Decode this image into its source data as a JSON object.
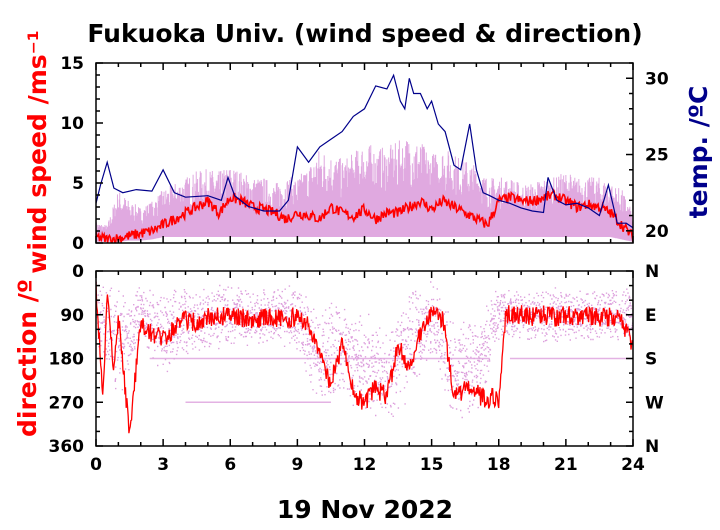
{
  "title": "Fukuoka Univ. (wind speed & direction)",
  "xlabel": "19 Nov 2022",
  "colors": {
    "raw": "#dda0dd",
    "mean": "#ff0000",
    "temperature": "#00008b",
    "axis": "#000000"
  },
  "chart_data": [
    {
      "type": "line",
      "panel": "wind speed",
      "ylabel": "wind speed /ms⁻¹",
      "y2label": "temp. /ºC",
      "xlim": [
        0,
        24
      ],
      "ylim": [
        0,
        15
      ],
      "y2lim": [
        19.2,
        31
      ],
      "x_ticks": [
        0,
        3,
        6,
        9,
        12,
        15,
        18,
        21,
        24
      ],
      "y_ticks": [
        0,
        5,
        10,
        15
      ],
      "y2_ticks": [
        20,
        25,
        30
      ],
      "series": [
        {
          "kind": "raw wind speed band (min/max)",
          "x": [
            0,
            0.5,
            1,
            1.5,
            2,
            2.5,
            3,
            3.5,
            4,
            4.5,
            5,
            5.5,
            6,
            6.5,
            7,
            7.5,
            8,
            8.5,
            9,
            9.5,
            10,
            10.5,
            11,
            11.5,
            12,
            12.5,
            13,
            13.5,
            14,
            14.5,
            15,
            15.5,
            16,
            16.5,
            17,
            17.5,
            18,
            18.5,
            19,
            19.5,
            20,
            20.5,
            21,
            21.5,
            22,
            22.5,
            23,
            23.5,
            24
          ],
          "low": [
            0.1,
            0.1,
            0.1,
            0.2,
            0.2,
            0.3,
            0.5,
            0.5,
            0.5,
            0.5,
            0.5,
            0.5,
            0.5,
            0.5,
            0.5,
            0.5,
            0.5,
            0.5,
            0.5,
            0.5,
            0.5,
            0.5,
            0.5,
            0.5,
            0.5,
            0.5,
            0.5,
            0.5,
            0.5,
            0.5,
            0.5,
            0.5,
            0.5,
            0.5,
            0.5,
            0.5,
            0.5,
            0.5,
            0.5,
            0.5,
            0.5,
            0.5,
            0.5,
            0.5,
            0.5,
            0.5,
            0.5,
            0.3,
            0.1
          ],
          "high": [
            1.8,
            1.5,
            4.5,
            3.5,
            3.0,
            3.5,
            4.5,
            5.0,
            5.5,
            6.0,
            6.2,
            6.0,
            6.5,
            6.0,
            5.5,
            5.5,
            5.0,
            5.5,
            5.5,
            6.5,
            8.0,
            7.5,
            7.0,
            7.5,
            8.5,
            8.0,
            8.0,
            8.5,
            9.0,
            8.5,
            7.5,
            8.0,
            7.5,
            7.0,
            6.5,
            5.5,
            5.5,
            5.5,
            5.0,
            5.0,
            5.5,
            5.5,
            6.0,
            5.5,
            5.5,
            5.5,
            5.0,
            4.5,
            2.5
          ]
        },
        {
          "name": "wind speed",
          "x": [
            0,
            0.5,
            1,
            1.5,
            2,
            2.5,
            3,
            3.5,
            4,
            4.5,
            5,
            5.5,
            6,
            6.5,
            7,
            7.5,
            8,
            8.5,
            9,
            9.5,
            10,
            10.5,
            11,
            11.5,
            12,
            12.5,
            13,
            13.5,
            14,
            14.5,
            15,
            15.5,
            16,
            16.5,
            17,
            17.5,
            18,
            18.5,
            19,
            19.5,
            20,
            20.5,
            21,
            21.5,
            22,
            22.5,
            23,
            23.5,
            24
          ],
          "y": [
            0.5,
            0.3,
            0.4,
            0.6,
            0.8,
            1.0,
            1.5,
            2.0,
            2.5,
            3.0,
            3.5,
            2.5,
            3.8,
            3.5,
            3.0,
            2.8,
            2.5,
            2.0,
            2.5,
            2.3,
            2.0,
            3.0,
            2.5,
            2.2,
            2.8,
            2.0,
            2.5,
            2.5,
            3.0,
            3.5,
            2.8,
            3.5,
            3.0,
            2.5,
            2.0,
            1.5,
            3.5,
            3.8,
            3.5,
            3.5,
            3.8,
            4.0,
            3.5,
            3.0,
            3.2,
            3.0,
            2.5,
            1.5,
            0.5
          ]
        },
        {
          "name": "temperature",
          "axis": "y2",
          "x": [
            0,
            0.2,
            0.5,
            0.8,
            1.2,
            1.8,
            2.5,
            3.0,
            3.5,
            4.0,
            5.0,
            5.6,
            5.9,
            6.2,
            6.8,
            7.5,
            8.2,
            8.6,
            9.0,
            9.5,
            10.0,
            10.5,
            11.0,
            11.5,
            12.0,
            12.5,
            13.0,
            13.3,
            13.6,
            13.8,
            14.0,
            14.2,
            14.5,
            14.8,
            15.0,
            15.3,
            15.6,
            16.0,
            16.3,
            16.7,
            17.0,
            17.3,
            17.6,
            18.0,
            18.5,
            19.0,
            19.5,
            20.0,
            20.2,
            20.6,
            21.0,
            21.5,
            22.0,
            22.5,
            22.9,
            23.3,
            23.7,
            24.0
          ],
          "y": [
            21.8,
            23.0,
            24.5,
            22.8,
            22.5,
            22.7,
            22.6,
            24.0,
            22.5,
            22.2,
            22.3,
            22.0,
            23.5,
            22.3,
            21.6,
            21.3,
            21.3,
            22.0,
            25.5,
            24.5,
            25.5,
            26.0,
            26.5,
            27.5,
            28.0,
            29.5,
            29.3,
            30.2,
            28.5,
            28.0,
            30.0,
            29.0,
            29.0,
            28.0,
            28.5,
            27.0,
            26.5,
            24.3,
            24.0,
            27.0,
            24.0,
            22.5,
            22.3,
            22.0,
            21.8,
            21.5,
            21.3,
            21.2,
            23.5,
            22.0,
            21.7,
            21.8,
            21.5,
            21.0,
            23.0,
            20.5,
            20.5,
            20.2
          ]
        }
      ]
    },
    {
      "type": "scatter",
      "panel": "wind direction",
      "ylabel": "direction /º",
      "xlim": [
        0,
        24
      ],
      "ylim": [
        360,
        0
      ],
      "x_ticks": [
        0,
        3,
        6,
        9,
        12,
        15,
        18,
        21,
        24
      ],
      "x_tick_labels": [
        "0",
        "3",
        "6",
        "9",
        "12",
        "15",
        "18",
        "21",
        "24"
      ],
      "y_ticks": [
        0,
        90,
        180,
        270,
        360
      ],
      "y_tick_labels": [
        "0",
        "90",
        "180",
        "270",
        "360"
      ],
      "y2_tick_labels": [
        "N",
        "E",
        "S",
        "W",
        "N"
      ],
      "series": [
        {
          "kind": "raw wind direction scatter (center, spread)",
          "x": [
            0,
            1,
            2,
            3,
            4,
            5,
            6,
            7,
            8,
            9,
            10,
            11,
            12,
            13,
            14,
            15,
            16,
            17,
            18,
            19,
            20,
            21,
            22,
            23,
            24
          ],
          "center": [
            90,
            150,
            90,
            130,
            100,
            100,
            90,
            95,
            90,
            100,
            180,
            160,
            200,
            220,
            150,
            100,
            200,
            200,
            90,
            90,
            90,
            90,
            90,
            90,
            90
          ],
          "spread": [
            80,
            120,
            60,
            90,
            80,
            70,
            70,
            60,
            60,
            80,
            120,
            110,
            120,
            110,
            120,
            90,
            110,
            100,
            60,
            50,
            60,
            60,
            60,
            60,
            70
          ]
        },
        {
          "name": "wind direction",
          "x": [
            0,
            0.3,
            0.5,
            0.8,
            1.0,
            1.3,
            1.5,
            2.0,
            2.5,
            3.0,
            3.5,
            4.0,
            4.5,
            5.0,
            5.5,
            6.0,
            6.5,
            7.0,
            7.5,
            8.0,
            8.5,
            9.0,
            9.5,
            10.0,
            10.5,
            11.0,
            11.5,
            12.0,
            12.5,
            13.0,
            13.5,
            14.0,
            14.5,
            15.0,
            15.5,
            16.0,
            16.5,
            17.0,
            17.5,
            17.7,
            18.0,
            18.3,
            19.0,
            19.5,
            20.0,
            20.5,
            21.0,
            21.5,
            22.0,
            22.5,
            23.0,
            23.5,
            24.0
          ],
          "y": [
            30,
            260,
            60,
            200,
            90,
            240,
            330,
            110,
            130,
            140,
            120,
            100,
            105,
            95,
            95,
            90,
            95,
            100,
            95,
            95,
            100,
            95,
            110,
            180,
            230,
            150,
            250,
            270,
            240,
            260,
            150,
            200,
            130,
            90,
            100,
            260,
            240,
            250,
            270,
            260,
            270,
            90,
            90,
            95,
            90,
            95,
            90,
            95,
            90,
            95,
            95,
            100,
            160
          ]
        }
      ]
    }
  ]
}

WHAT YOU WILL DO: Each line above that holds the string "speed" should be copied and shown.

REPLY TO THE EXERCISE:
  "title": "Fukuoka Univ. (wind speed & direction)",
      "panel": "wind speed",
      "ylabel": "wind speed /ms⁻¹",
          "kind": "raw wind speed band (min/max)",
          "name": "wind speed",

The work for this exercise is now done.